Instruction - From the records, pick out and copy each line containing "Photo".
++++ Extracted data ++++
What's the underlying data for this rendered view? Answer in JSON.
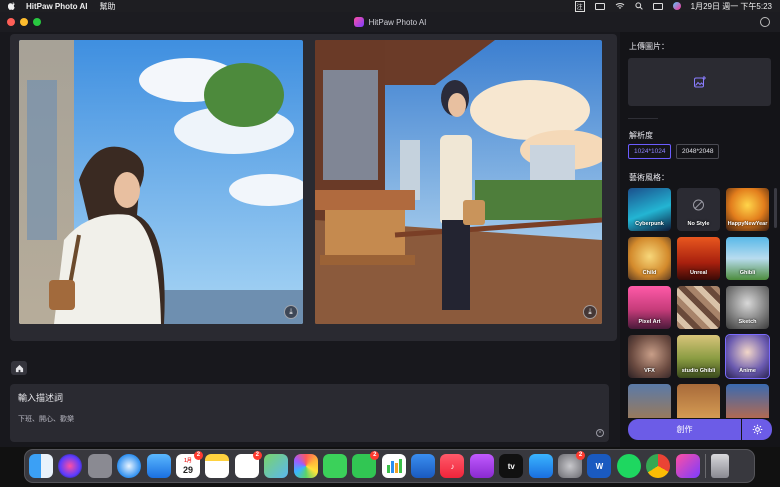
{
  "menubar": {
    "app_name": "HitPaw Photo AI",
    "menu_help": "幫助",
    "input_method": "注",
    "datetime": "1月29日 週一 下午5:23"
  },
  "window": {
    "title": "HitPaw Photo AI"
  },
  "prompt": {
    "label": "輸入描述詞",
    "value": "下班、開心、歡樂"
  },
  "panel": {
    "upload_title": "上傳圖片：",
    "resolution_title": "解析度",
    "resolutions": [
      "1024*1024",
      "2048*2048"
    ],
    "art_style_title": "藝術風格：",
    "styles": [
      "Cyberpunk",
      "No Style",
      "HappyNewYear",
      "Child",
      "Unreal",
      "Ghibli",
      "Pixel Art",
      "",
      "Sketch",
      "VFX",
      "studio Ghibli",
      "Anime"
    ],
    "create_label": "創作"
  },
  "dock": {
    "calendar_month": "1月",
    "calendar_day": "29",
    "badges": {
      "calendar": "2",
      "reminders": "2",
      "facetime": "2",
      "settings": "2"
    },
    "tv_label": "tv",
    "word_label": "W"
  },
  "colors": {
    "accent": "#6c5ce7",
    "panel_bg": "#141418",
    "card_bg": "#2a2a31"
  }
}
++++
Correct output -
    "app_name": "HitPaw Photo AI",
    "title": "HitPaw Photo AI"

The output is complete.